Give the data a second time, exactly and in full.
:::::
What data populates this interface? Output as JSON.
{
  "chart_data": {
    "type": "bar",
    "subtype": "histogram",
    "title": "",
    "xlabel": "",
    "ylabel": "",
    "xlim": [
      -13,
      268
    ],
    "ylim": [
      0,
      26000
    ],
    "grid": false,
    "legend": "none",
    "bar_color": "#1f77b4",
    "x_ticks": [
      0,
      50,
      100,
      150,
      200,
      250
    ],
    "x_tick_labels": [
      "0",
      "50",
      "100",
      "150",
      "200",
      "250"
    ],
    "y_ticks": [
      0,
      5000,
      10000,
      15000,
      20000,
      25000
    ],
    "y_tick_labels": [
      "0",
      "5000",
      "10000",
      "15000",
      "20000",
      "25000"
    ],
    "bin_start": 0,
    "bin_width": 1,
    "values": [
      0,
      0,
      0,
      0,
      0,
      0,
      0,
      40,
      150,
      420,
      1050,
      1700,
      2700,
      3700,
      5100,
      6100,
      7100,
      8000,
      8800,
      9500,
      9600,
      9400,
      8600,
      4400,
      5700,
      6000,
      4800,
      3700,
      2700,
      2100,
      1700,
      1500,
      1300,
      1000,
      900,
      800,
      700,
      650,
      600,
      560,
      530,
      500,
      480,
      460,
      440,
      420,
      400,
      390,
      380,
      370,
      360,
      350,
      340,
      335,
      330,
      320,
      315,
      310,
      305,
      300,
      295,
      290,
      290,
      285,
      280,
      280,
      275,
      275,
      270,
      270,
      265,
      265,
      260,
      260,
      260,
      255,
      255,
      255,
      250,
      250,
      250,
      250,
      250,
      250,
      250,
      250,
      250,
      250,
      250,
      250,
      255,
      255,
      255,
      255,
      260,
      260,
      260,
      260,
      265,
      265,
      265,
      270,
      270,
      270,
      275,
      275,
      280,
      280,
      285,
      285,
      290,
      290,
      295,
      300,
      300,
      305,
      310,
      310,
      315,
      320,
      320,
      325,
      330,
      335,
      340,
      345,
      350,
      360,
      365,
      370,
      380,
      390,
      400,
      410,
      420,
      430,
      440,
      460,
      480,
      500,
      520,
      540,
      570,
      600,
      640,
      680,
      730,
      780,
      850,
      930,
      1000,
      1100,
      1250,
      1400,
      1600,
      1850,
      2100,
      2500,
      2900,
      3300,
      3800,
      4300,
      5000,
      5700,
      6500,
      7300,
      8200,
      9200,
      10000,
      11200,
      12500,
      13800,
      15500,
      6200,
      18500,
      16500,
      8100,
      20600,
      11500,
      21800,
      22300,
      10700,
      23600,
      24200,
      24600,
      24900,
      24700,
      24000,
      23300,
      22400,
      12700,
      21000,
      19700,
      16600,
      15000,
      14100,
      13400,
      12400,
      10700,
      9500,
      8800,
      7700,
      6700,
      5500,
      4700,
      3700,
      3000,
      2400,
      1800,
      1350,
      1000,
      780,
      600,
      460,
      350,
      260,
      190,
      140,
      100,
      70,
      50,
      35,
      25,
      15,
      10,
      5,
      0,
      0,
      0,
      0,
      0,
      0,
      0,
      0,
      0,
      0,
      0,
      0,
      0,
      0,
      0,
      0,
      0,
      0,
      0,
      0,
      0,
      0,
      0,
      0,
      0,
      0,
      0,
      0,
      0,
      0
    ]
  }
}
:::::
> **Result**:
What data populates this interface? Output as JSON.
{
  "chart_data": {
    "type": "bar",
    "subtype": "histogram",
    "title": "",
    "xlabel": "",
    "ylabel": "",
    "xlim": [
      -13,
      268
    ],
    "ylim": [
      0,
      26000
    ],
    "grid": false,
    "legend": "none",
    "bar_color": "#1f77b4",
    "x_ticks": [
      0,
      50,
      100,
      150,
      200,
      250
    ],
    "x_tick_labels": [
      "0",
      "50",
      "100",
      "150",
      "200",
      "250"
    ],
    "y_ticks": [
      0,
      5000,
      10000,
      15000,
      20000,
      25000
    ],
    "y_tick_labels": [
      "0",
      "5000",
      "10000",
      "15000",
      "20000",
      "25000"
    ],
    "bin_start": 0,
    "bin_width": 1,
    "values": [
      0,
      0,
      0,
      0,
      0,
      0,
      0,
      40,
      150,
      420,
      1050,
      1700,
      2700,
      3700,
      5100,
      6100,
      7100,
      8000,
      8800,
      9500,
      9600,
      9400,
      8600,
      4400,
      5700,
      6000,
      4800,
      3700,
      2700,
      2100,
      1700,
      1500,
      1300,
      1000,
      900,
      800,
      700,
      650,
      600,
      560,
      530,
      500,
      480,
      460,
      440,
      420,
      400,
      390,
      380,
      370,
      360,
      350,
      340,
      335,
      330,
      320,
      315,
      310,
      305,
      300,
      295,
      290,
      290,
      285,
      280,
      280,
      275,
      275,
      270,
      270,
      265,
      265,
      260,
      260,
      260,
      255,
      255,
      255,
      250,
      250,
      250,
      250,
      250,
      250,
      250,
      250,
      250,
      250,
      250,
      250,
      255,
      255,
      255,
      255,
      260,
      260,
      260,
      260,
      265,
      265,
      265,
      270,
      270,
      270,
      275,
      275,
      280,
      280,
      285,
      285,
      290,
      290,
      295,
      300,
      300,
      305,
      310,
      310,
      315,
      320,
      320,
      325,
      330,
      335,
      340,
      345,
      350,
      360,
      365,
      370,
      380,
      390,
      400,
      410,
      420,
      430,
      440,
      460,
      480,
      500,
      520,
      540,
      570,
      600,
      640,
      680,
      730,
      780,
      850,
      930,
      1000,
      1100,
      1250,
      1400,
      1600,
      1850,
      2100,
      2500,
      2900,
      3300,
      3800,
      4300,
      5000,
      5700,
      6500,
      7300,
      8200,
      9200,
      10000,
      11200,
      12500,
      13800,
      15500,
      6200,
      18500,
      16500,
      8100,
      20600,
      11500,
      21800,
      22300,
      10700,
      23600,
      24200,
      24600,
      24900,
      24700,
      24000,
      23300,
      22400,
      12700,
      21000,
      19700,
      16600,
      15000,
      14100,
      13400,
      12400,
      10700,
      9500,
      8800,
      7700,
      6700,
      5500,
      4700,
      3700,
      3000,
      2400,
      1800,
      1350,
      1000,
      780,
      600,
      460,
      350,
      260,
      190,
      140,
      100,
      70,
      50,
      35,
      25,
      15,
      10,
      5,
      0,
      0,
      0,
      0,
      0,
      0,
      0,
      0,
      0,
      0,
      0,
      0,
      0,
      0,
      0,
      0,
      0,
      0,
      0,
      0,
      0,
      0,
      0,
      0,
      0,
      0,
      0,
      0,
      0,
      0
    ]
  }
}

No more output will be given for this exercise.